Written request –
Only a number is wanted: how many lines in these records contain the word "antes"?

(Stored items)
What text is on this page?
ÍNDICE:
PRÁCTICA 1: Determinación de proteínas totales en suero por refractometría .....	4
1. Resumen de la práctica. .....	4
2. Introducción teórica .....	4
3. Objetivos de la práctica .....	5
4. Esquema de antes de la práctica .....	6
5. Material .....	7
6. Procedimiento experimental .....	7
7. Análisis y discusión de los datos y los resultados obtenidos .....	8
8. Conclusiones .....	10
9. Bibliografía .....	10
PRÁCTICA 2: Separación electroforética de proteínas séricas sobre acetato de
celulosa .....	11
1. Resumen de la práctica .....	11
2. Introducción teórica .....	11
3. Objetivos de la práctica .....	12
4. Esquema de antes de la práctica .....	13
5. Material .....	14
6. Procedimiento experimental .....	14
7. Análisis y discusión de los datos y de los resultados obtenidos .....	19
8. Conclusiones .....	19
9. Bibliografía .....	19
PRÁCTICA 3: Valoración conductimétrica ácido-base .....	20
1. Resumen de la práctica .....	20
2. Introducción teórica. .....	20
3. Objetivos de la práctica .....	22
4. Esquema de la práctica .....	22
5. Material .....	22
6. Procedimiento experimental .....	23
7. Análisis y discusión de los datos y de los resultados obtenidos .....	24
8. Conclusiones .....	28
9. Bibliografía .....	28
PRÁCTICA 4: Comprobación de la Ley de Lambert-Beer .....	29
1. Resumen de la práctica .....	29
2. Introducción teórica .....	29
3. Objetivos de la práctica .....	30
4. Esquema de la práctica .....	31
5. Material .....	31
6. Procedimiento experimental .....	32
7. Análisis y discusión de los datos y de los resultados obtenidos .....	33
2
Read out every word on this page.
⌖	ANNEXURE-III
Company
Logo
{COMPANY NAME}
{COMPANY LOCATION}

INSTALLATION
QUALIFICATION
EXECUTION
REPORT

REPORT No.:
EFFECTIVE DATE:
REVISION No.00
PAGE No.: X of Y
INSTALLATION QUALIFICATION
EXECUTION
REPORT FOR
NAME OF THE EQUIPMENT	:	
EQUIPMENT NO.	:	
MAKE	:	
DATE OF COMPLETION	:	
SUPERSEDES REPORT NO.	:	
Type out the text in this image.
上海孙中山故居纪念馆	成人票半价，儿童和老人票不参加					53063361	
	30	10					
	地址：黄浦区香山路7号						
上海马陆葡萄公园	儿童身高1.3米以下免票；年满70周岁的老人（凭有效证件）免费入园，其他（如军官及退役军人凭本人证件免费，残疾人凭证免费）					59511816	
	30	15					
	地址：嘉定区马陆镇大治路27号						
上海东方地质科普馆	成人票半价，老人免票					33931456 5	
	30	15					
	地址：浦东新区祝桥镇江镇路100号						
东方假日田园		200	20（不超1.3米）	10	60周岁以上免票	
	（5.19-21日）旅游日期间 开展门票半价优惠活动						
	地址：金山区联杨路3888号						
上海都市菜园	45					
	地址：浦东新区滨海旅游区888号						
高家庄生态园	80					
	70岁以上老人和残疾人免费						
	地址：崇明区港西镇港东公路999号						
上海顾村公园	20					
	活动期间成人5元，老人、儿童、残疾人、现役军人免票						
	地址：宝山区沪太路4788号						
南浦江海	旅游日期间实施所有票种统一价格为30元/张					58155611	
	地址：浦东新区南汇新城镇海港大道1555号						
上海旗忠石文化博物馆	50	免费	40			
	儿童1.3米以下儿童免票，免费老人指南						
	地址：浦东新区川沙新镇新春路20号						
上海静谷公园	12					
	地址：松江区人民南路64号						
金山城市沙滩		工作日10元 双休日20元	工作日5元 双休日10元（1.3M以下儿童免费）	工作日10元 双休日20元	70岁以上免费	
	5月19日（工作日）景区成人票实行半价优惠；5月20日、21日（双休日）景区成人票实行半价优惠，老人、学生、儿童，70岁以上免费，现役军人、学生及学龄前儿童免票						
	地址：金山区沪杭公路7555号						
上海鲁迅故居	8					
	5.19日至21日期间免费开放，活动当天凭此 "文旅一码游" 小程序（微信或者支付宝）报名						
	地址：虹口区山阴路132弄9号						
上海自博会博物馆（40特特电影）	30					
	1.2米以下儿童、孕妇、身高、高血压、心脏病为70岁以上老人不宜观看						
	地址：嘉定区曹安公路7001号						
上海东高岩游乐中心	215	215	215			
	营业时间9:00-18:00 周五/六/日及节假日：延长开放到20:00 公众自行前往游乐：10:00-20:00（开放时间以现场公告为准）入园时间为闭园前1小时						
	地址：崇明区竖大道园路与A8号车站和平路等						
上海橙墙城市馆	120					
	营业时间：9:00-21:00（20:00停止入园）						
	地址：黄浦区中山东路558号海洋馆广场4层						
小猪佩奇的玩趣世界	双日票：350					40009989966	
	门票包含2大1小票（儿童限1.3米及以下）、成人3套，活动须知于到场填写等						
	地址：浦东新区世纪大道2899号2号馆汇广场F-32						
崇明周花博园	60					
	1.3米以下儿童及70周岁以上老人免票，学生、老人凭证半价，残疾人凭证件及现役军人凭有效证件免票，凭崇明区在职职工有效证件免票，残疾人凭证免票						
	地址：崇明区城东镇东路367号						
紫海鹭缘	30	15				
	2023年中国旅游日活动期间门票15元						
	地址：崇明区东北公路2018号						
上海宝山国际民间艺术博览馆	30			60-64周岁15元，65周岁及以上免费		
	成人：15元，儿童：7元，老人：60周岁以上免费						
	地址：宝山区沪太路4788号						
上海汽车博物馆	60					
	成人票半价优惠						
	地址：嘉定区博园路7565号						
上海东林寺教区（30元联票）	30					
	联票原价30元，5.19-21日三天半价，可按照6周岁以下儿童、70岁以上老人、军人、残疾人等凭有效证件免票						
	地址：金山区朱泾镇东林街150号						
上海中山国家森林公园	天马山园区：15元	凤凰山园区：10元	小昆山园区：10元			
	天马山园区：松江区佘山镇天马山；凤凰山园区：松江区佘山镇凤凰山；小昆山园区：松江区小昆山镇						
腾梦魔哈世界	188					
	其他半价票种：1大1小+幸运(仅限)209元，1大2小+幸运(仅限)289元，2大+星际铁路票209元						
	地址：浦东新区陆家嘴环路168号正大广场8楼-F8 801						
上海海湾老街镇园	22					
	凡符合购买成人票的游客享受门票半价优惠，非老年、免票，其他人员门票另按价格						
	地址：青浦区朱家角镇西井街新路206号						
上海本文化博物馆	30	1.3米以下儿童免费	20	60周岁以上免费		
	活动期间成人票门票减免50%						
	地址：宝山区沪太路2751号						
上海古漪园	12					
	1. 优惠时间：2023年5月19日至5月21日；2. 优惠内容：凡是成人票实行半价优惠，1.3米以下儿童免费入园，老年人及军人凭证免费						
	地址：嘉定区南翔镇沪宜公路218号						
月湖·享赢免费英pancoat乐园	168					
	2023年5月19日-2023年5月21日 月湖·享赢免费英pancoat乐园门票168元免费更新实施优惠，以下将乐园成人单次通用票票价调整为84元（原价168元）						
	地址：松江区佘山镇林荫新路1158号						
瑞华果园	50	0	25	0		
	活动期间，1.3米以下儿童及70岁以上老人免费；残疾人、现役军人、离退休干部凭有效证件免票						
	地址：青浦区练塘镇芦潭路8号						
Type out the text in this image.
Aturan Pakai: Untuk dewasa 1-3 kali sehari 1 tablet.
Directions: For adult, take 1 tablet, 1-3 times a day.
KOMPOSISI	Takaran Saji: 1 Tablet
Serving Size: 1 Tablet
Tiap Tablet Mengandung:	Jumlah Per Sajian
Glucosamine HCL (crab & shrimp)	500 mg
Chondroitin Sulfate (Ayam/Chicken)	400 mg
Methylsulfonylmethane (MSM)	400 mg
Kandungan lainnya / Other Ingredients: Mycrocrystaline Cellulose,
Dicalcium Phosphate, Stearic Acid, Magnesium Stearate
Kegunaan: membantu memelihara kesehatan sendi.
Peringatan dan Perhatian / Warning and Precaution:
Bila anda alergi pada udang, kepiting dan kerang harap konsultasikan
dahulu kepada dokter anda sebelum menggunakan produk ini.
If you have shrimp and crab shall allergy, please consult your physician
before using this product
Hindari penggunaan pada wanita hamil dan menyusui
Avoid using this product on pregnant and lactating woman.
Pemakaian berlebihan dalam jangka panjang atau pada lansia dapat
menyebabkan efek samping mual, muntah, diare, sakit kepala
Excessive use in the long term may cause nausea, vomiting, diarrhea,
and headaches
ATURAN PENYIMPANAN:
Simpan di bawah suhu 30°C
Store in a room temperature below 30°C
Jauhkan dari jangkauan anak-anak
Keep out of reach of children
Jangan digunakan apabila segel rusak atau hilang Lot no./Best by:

Output of the exercise –
2